What is required: Pictures appear in the records below; write out everything else exactly.

Given records:
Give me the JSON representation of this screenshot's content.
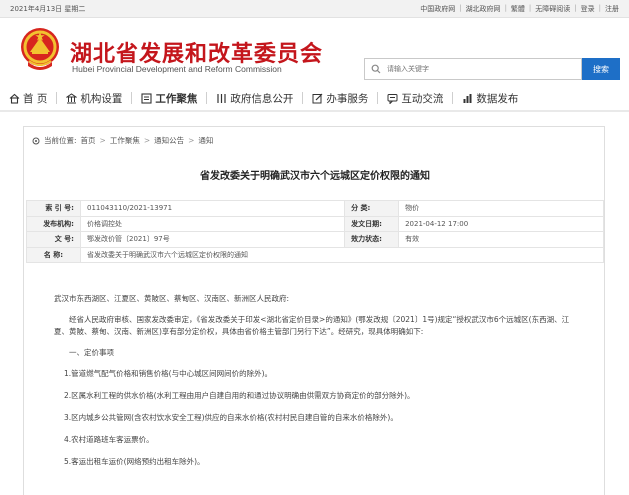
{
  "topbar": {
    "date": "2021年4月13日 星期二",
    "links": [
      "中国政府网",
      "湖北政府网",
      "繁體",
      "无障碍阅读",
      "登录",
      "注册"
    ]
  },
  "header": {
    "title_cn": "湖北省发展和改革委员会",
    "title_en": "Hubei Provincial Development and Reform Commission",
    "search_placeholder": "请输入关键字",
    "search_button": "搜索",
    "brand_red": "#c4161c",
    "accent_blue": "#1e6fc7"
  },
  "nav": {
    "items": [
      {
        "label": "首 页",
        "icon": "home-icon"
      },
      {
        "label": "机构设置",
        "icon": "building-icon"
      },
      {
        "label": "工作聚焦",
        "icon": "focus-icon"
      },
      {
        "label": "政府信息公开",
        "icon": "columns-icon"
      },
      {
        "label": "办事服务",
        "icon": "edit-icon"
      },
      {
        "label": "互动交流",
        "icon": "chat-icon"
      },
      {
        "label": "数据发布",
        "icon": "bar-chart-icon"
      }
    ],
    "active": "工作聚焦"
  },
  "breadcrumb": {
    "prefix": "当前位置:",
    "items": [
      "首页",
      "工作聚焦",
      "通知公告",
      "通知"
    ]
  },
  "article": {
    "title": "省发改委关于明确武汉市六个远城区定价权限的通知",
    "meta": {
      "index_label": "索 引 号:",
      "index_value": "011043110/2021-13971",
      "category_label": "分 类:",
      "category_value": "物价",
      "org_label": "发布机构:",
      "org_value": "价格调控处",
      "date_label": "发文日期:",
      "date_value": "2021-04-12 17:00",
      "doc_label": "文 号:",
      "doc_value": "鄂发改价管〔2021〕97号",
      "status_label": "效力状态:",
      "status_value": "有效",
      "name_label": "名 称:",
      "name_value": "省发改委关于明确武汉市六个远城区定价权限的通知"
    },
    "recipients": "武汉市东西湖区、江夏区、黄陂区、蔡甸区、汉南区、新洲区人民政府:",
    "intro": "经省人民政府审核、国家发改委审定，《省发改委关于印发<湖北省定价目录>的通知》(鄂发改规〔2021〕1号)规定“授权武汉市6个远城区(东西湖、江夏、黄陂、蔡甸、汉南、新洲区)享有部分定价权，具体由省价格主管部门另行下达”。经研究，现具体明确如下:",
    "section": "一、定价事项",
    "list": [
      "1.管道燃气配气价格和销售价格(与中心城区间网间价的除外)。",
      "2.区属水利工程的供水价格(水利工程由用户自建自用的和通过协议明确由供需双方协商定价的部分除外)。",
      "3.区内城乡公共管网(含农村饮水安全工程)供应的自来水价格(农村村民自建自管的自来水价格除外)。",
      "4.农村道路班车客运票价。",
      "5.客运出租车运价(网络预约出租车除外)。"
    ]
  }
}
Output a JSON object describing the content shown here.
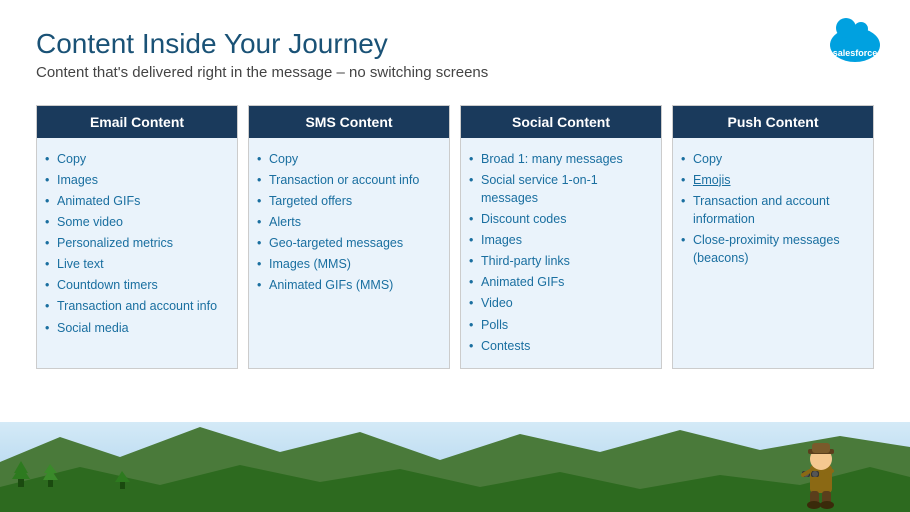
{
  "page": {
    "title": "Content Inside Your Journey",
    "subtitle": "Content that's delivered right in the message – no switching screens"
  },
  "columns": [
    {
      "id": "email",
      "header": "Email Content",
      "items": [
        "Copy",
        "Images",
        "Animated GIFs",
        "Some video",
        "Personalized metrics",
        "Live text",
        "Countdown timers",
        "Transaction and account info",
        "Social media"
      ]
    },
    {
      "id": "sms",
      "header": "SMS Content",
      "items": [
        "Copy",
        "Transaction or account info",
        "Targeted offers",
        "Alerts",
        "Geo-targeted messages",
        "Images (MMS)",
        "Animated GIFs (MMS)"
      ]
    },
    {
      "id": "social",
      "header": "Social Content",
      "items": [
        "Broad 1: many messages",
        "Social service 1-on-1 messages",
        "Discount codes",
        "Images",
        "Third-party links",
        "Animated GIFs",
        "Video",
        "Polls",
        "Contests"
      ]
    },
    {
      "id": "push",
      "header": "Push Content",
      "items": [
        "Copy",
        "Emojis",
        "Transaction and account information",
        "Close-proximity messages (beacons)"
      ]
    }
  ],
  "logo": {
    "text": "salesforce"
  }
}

Solution for this exercise:
Give me the JSON representation of this screenshot's content.
{
  "topbar": {
    "date": "2021年4月13日 星期二",
    "links": [
      "中国政府网",
      "湖北政府网",
      "繁體",
      "无障碍阅读",
      "登录",
      "注册"
    ]
  },
  "header": {
    "title_cn": "湖北省发展和改革委员会",
    "title_en": "Hubei Provincial Development and Reform Commission",
    "search_placeholder": "请输入关键字",
    "search_button": "搜索",
    "brand_red": "#c4161c",
    "accent_blue": "#1e6fc7"
  },
  "nav": {
    "items": [
      {
        "label": "首 页",
        "icon": "home-icon"
      },
      {
        "label": "机构设置",
        "icon": "building-icon"
      },
      {
        "label": "工作聚焦",
        "icon": "focus-icon"
      },
      {
        "label": "政府信息公开",
        "icon": "columns-icon"
      },
      {
        "label": "办事服务",
        "icon": "edit-icon"
      },
      {
        "label": "互动交流",
        "icon": "chat-icon"
      },
      {
        "label": "数据发布",
        "icon": "bar-chart-icon"
      }
    ],
    "active": "工作聚焦"
  },
  "breadcrumb": {
    "prefix": "当前位置:",
    "items": [
      "首页",
      "工作聚焦",
      "通知公告",
      "通知"
    ]
  },
  "article": {
    "title": "省发改委关于明确武汉市六个远城区定价权限的通知",
    "meta": {
      "index_label": "索 引 号:",
      "index_value": "011043110/2021-13971",
      "category_label": "分 类:",
      "category_value": "物价",
      "org_label": "发布机构:",
      "org_value": "价格调控处",
      "date_label": "发文日期:",
      "date_value": "2021-04-12 17:00",
      "doc_label": "文 号:",
      "doc_value": "鄂发改价管〔2021〕97号",
      "status_label": "效力状态:",
      "status_value": "有效",
      "name_label": "名 称:",
      "name_value": "省发改委关于明确武汉市六个远城区定价权限的通知"
    },
    "recipients": "武汉市东西湖区、江夏区、黄陂区、蔡甸区、汉南区、新洲区人民政府:",
    "intro": "经省人民政府审核、国家发改委审定，《省发改委关于印发<湖北省定价目录>的通知》(鄂发改规〔2021〕1号)规定“授权武汉市6个远城区(东西湖、江夏、黄陂、蔡甸、汉南、新洲区)享有部分定价权，具体由省价格主管部门另行下达”。经研究，现具体明确如下:",
    "section": "一、定价事项",
    "list": [
      "1.管道燃气配气价格和销售价格(与中心城区间网间价的除外)。",
      "2.区属水利工程的供水价格(水利工程由用户自建自用的和通过协议明确由供需双方协商定价的部分除外)。",
      "3.区内城乡公共管网(含农村饮水安全工程)供应的自来水价格(农村村民自建自管的自来水价格除外)。",
      "4.农村道路班车客运票价。",
      "5.客运出租车运价(网络预约出租车除外)。"
    ]
  }
}
Output a JSON object describing the content shown here.
{
  "page": {
    "title": "Content Inside Your Journey",
    "subtitle": "Content that's delivered right in the message – no switching screens"
  },
  "columns": [
    {
      "id": "email",
      "header": "Email Content",
      "items": [
        "Copy",
        "Images",
        "Animated GIFs",
        "Some video",
        "Personalized metrics",
        "Live text",
        "Countdown timers",
        "Transaction and account info",
        "Social media"
      ]
    },
    {
      "id": "sms",
      "header": "SMS Content",
      "items": [
        "Copy",
        "Transaction or account info",
        "Targeted offers",
        "Alerts",
        "Geo-targeted messages",
        "Images (MMS)",
        "Animated GIFs (MMS)"
      ]
    },
    {
      "id": "social",
      "header": "Social Content",
      "items": [
        "Broad 1: many messages",
        "Social service 1-on-1 messages",
        "Discount codes",
        "Images",
        "Third-party links",
        "Animated GIFs",
        "Video",
        "Polls",
        "Contests"
      ]
    },
    {
      "id": "push",
      "header": "Push Content",
      "items": [
        "Copy",
        "Emojis",
        "Transaction and account information",
        "Close-proximity messages (beacons)"
      ]
    }
  ],
  "logo": {
    "text": "salesforce"
  }
}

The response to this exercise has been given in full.